▶ _SHORT EXERCISE_:
Pull out every line below holding the word "name".

▶ _GIVEN RECORDS_:
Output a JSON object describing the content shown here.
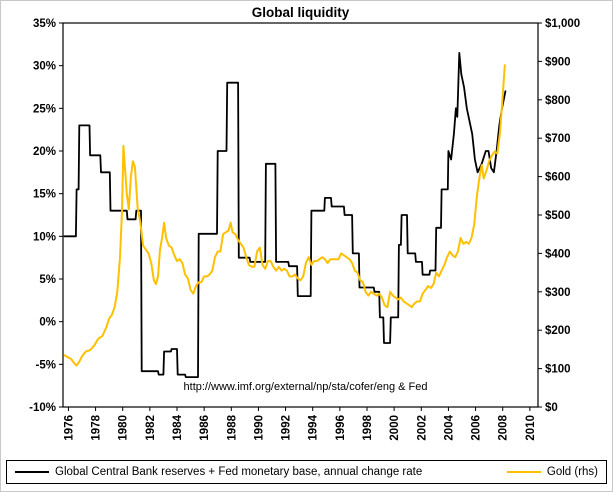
{
  "chart_data": {
    "type": "line",
    "title": "Global liquidity",
    "annotation": "http://www.imf.org/external/np/sta/cofer/eng & Fed",
    "grid": false,
    "legend_position": "bottom",
    "x_min": 1975.6,
    "x_max": 2010.6,
    "x_tick_values": [
      1976,
      1978,
      1980,
      1982,
      1984,
      1986,
      1988,
      1990,
      1992,
      1994,
      1996,
      1998,
      2000,
      2002,
      2004,
      2006,
      2008,
      2010
    ],
    "x_tick_labels": [
      "1976",
      "1978",
      "1980",
      "1982",
      "1984",
      "1986",
      "1988",
      "1990",
      "1992",
      "1994",
      "1996",
      "1998",
      "2000",
      "2002",
      "2004",
      "2006",
      "2008",
      "2010"
    ],
    "left_axis": {
      "min": -10,
      "max": 35,
      "unit": "%",
      "labels": [
        "35%",
        "30%",
        "25%",
        "20%",
        "15%",
        "10%",
        "5%",
        "0%",
        "-5%",
        "-10%"
      ]
    },
    "right_axis": {
      "min": 0,
      "max": 1000,
      "unit": "$",
      "labels": [
        "$1,000",
        "$900",
        "$800",
        "$700",
        "$600",
        "$500",
        "$400",
        "$300",
        "$200",
        "$100",
        "$0"
      ]
    },
    "series": [
      {
        "name": "Global Central Bank reserves + Fed monetary base, annual change rate",
        "axis": "left",
        "color": "#000000",
        "width": 1.8,
        "points": [
          [
            1975.7,
            10
          ],
          [
            1976.55,
            10
          ],
          [
            1976.6,
            15.5
          ],
          [
            1976.75,
            15.5
          ],
          [
            1976.8,
            23
          ],
          [
            1977.55,
            23
          ],
          [
            1977.6,
            19.5
          ],
          [
            1978.35,
            19.5
          ],
          [
            1978.4,
            17.5
          ],
          [
            1979.05,
            17.5
          ],
          [
            1979.1,
            13
          ],
          [
            1980.3,
            13
          ],
          [
            1980.35,
            12
          ],
          [
            1980.95,
            12
          ],
          [
            1981.0,
            13
          ],
          [
            1981.35,
            13
          ],
          [
            1981.4,
            -5.8
          ],
          [
            1982.6,
            -5.8
          ],
          [
            1982.65,
            -6.2
          ],
          [
            1983.0,
            -6.2
          ],
          [
            1983.05,
            -3.5
          ],
          [
            1983.55,
            -3.5
          ],
          [
            1983.6,
            -3.2
          ],
          [
            1984.0,
            -3.2
          ],
          [
            1984.05,
            -6.2
          ],
          [
            1984.6,
            -6.2
          ],
          [
            1984.65,
            -6.5
          ],
          [
            1985.55,
            -6.5
          ],
          [
            1985.6,
            10.3
          ],
          [
            1986.95,
            10.3
          ],
          [
            1987.0,
            20
          ],
          [
            1987.65,
            20
          ],
          [
            1987.7,
            28
          ],
          [
            1988.5,
            28
          ],
          [
            1988.55,
            7.5
          ],
          [
            1989.35,
            7.5
          ],
          [
            1989.4,
            7
          ],
          [
            1990.5,
            7
          ],
          [
            1990.55,
            18.5
          ],
          [
            1991.25,
            18.5
          ],
          [
            1991.3,
            7
          ],
          [
            1992.2,
            7
          ],
          [
            1992.25,
            6.5
          ],
          [
            1992.85,
            6.5
          ],
          [
            1992.9,
            3
          ],
          [
            1993.85,
            3
          ],
          [
            1993.9,
            13
          ],
          [
            1994.85,
            13
          ],
          [
            1994.9,
            14.5
          ],
          [
            1995.35,
            14.5
          ],
          [
            1995.4,
            13.5
          ],
          [
            1996.3,
            13.5
          ],
          [
            1996.35,
            12.5
          ],
          [
            1996.9,
            12.5
          ],
          [
            1996.95,
            8
          ],
          [
            1997.4,
            8
          ],
          [
            1997.45,
            4
          ],
          [
            1998.5,
            4
          ],
          [
            1998.55,
            3.5
          ],
          [
            1998.9,
            3.5
          ],
          [
            1998.95,
            0.5
          ],
          [
            1999.2,
            0.5
          ],
          [
            1999.25,
            -2.5
          ],
          [
            1999.7,
            -2.5
          ],
          [
            1999.75,
            0.5
          ],
          [
            2000.3,
            0.5
          ],
          [
            2000.35,
            9
          ],
          [
            2000.5,
            9
          ],
          [
            2000.55,
            12.5
          ],
          [
            2000.95,
            12.5
          ],
          [
            2001.0,
            8
          ],
          [
            2001.55,
            8
          ],
          [
            2001.6,
            7
          ],
          [
            2002.05,
            7
          ],
          [
            2002.1,
            5.5
          ],
          [
            2002.6,
            5.5
          ],
          [
            2002.65,
            6
          ],
          [
            2003.05,
            6
          ],
          [
            2003.1,
            11
          ],
          [
            2003.45,
            11
          ],
          [
            2003.5,
            15.5
          ],
          [
            2003.95,
            15.5
          ],
          [
            2004.0,
            20
          ],
          [
            2004.2,
            19
          ],
          [
            2004.4,
            22
          ],
          [
            2004.55,
            25
          ],
          [
            2004.65,
            24
          ],
          [
            2004.8,
            31.5
          ],
          [
            2004.95,
            29
          ],
          [
            2005.15,
            27.5
          ],
          [
            2005.35,
            25
          ],
          [
            2005.55,
            23.5
          ],
          [
            2005.75,
            22
          ],
          [
            2005.95,
            19
          ],
          [
            2006.15,
            17.5
          ],
          [
            2006.45,
            18.5
          ],
          [
            2006.75,
            20
          ],
          [
            2006.95,
            20
          ],
          [
            2007.15,
            18
          ],
          [
            2007.35,
            17.5
          ],
          [
            2007.55,
            20
          ],
          [
            2007.75,
            23
          ],
          [
            2007.95,
            25
          ],
          [
            2008.2,
            27
          ]
        ]
      },
      {
        "name": "Gold (rhs)",
        "axis": "right",
        "color": "#FFC000",
        "width": 2,
        "points": [
          [
            1975.7,
            135
          ],
          [
            1976.2,
            125
          ],
          [
            1976.4,
            115
          ],
          [
            1976.6,
            108
          ],
          [
            1976.8,
            118
          ],
          [
            1977.0,
            132
          ],
          [
            1977.3,
            145
          ],
          [
            1977.6,
            148
          ],
          [
            1977.9,
            160
          ],
          [
            1978.2,
            178
          ],
          [
            1978.5,
            185
          ],
          [
            1978.8,
            208
          ],
          [
            1979.0,
            230
          ],
          [
            1979.2,
            240
          ],
          [
            1979.4,
            260
          ],
          [
            1979.6,
            300
          ],
          [
            1979.8,
            390
          ],
          [
            1979.95,
            510
          ],
          [
            1980.05,
            680
          ],
          [
            1980.15,
            630
          ],
          [
            1980.3,
            555
          ],
          [
            1980.45,
            515
          ],
          [
            1980.6,
            600
          ],
          [
            1980.75,
            640
          ],
          [
            1980.9,
            625
          ],
          [
            1981.1,
            520
          ],
          [
            1981.3,
            480
          ],
          [
            1981.5,
            420
          ],
          [
            1981.7,
            410
          ],
          [
            1981.9,
            400
          ],
          [
            1982.1,
            375
          ],
          [
            1982.3,
            330
          ],
          [
            1982.45,
            320
          ],
          [
            1982.6,
            340
          ],
          [
            1982.75,
            410
          ],
          [
            1982.9,
            440
          ],
          [
            1983.05,
            480
          ],
          [
            1983.2,
            440
          ],
          [
            1983.4,
            420
          ],
          [
            1983.6,
            415
          ],
          [
            1983.8,
            395
          ],
          [
            1984.0,
            380
          ],
          [
            1984.2,
            385
          ],
          [
            1984.4,
            375
          ],
          [
            1984.6,
            345
          ],
          [
            1984.8,
            335
          ],
          [
            1985.0,
            305
          ],
          [
            1985.2,
            295
          ],
          [
            1985.4,
            315
          ],
          [
            1985.6,
            325
          ],
          [
            1985.8,
            325
          ],
          [
            1986.0,
            340
          ],
          [
            1986.2,
            340
          ],
          [
            1986.4,
            345
          ],
          [
            1986.6,
            355
          ],
          [
            1986.8,
            390
          ],
          [
            1987.0,
            405
          ],
          [
            1987.2,
            405
          ],
          [
            1987.4,
            450
          ],
          [
            1987.6,
            455
          ],
          [
            1987.8,
            460
          ],
          [
            1987.95,
            480
          ],
          [
            1988.1,
            455
          ],
          [
            1988.3,
            450
          ],
          [
            1988.5,
            435
          ],
          [
            1988.7,
            425
          ],
          [
            1988.9,
            415
          ],
          [
            1989.1,
            390
          ],
          [
            1989.3,
            370
          ],
          [
            1989.5,
            365
          ],
          [
            1989.7,
            365
          ],
          [
            1989.9,
            405
          ],
          [
            1990.1,
            415
          ],
          [
            1990.3,
            370
          ],
          [
            1990.5,
            360
          ],
          [
            1990.7,
            380
          ],
          [
            1990.9,
            380
          ],
          [
            1991.1,
            365
          ],
          [
            1991.3,
            355
          ],
          [
            1991.5,
            365
          ],
          [
            1991.7,
            355
          ],
          [
            1991.9,
            360
          ],
          [
            1992.1,
            355
          ],
          [
            1992.3,
            340
          ],
          [
            1992.5,
            340
          ],
          [
            1992.7,
            345
          ],
          [
            1992.9,
            335
          ],
          [
            1993.1,
            330
          ],
          [
            1993.3,
            340
          ],
          [
            1993.5,
            375
          ],
          [
            1993.7,
            390
          ],
          [
            1993.9,
            370
          ],
          [
            1994.1,
            380
          ],
          [
            1994.3,
            380
          ],
          [
            1994.5,
            385
          ],
          [
            1994.7,
            390
          ],
          [
            1994.9,
            385
          ],
          [
            1995.1,
            375
          ],
          [
            1995.3,
            385
          ],
          [
            1995.5,
            385
          ],
          [
            1995.7,
            385
          ],
          [
            1995.9,
            385
          ],
          [
            1996.1,
            400
          ],
          [
            1996.3,
            395
          ],
          [
            1996.5,
            390
          ],
          [
            1996.7,
            385
          ],
          [
            1996.9,
            375
          ],
          [
            1997.1,
            355
          ],
          [
            1997.3,
            350
          ],
          [
            1997.5,
            330
          ],
          [
            1997.7,
            325
          ],
          [
            1997.9,
            300
          ],
          [
            1998.1,
            290
          ],
          [
            1998.3,
            300
          ],
          [
            1998.5,
            295
          ],
          [
            1998.7,
            290
          ],
          [
            1998.9,
            295
          ],
          [
            1999.1,
            285
          ],
          [
            1999.3,
            265
          ],
          [
            1999.5,
            260
          ],
          [
            1999.7,
            300
          ],
          [
            1999.9,
            290
          ],
          [
            2000.1,
            285
          ],
          [
            2000.3,
            280
          ],
          [
            2000.5,
            285
          ],
          [
            2000.7,
            275
          ],
          [
            2000.9,
            270
          ],
          [
            2001.1,
            265
          ],
          [
            2001.3,
            260
          ],
          [
            2001.5,
            270
          ],
          [
            2001.7,
            275
          ],
          [
            2001.9,
            275
          ],
          [
            2002.1,
            295
          ],
          [
            2002.3,
            305
          ],
          [
            2002.5,
            315
          ],
          [
            2002.7,
            310
          ],
          [
            2002.9,
            320
          ],
          [
            2003.1,
            350
          ],
          [
            2003.3,
            340
          ],
          [
            2003.5,
            355
          ],
          [
            2003.7,
            370
          ],
          [
            2003.9,
            390
          ],
          [
            2004.1,
            405
          ],
          [
            2004.3,
            395
          ],
          [
            2004.5,
            390
          ],
          [
            2004.7,
            405
          ],
          [
            2004.9,
            440
          ],
          [
            2005.1,
            425
          ],
          [
            2005.3,
            430
          ],
          [
            2005.5,
            425
          ],
          [
            2005.7,
            440
          ],
          [
            2005.9,
            475
          ],
          [
            2006.1,
            550
          ],
          [
            2006.3,
            600
          ],
          [
            2006.45,
            630
          ],
          [
            2006.6,
            595
          ],
          [
            2006.8,
            615
          ],
          [
            2007.0,
            640
          ],
          [
            2007.2,
            655
          ],
          [
            2007.4,
            665
          ],
          [
            2007.6,
            660
          ],
          [
            2007.8,
            715
          ],
          [
            2008.0,
            810
          ],
          [
            2008.15,
            890
          ]
        ]
      }
    ]
  }
}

▶ _SOLUTION TO THIS EXERCISE_:
        "name": "Global Central Bank reserves + Fed monetary base, annual change rate",
        "name": "Gold (rhs)",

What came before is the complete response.